2.3.1. Experiment 1 – natural frequency

This consists of applying a mechanical stimulation by pushing approximately the geometric center of the plant stem, as it was previously done in leaves by Sano et al., 2015.14 However,instead of stimuli one leaf, stem was pushed. This practice contemplates the mechanical principle statement of no matter the force with which it is pushed after mechanical stimulation, the subsequent oscillation frequency is always the same and it was measured with the two abovementioned lasers. The average of plant heights was of 57 cm (the longitude considered for the natural frequency calculated by the formula). The single point laser was used as a reference to discard noise signals from the ground, air vibrations, and electrical interference from the instrument were diminished according to metrology standards recommended by the Physic Department – Acoustics and vibration laboratory from the National Center of Metrology CENAM.

2.3.1.1. The equation of natural frequency for theoretical calculation

The natural frequency [fn] estimation of a cantilever beam with uniform load (w) per unit of length, proposed by Young, Budynas, & Sadegh, 200215 (see equation 1) was used to calculate the fn of plants. The values utilized were those from dehydrated cell walls and its tensile modules between 1.9 and 4.9 Mpa (Kn), also, several constant values were replaced in the formula as Kn, referring a constant where n refers to the mode of vibration; I, the area moment of inertia; l, the length of the shaft; E the modulus of elasticity and w: Uniform load

fn=Kn2πEIgwl4 (1)

2.3.2. Experiment 2 – vibrational analyze of low frequencies from C. annuum plants

A vibrational behavior was measure in a bandwidth from 0 to 50 Hz from stable plants (without pushing mechanical stimulus) to discard additional effects from external mechanical forces and recognize the vibrational pattern from C. annuum plants in a stable position.
★ ★ ★
▸ **Goal of the exercise**
Reproduce the plant vibration text starting with "fn=Kn2πEIgwl4 (1)" and going on through "a stable position.", replacing "bandwidth" with "frequency range".
★ ★ ★
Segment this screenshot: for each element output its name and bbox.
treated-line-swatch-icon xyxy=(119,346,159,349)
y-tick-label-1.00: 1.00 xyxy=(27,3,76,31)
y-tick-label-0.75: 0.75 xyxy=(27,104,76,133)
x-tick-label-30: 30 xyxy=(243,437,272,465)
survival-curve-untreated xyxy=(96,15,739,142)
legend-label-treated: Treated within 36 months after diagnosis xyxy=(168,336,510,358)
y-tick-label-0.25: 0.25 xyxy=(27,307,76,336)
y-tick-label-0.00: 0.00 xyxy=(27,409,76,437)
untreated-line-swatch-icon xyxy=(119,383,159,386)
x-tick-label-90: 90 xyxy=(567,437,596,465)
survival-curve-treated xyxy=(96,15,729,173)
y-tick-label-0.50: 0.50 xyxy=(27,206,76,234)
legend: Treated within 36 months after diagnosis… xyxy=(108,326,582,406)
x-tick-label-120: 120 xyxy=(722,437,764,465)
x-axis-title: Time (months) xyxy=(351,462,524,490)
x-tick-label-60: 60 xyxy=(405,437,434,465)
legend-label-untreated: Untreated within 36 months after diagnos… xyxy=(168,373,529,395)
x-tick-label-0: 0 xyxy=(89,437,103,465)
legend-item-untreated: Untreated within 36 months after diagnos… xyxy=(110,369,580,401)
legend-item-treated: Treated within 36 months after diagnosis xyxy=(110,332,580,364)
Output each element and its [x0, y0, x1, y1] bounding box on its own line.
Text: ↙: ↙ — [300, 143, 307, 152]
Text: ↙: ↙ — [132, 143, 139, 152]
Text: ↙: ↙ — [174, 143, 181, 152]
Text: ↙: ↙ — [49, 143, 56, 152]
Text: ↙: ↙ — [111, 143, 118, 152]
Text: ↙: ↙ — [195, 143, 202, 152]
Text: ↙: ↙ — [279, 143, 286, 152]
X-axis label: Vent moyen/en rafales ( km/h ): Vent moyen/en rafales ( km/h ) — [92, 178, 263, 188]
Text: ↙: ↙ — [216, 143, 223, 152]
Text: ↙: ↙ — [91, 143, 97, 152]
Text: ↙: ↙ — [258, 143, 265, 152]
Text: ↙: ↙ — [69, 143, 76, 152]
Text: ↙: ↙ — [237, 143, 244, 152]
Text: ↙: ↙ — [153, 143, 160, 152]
★ ★ ★
▸ **Your solution**
fn=Kn2πEIgwl4 (1)

2.3.2. Experiment 2 – vibrational analyze of low frequencies from C. annuum plants

A vibrational behavior was measure in a frequency range from 0 to 50 Hz from stable plants (without pushing mechanical stimulus) to discard additional effects from external mechanical forces and recognize the vibrational pattern from C. annuum plants in a stable position.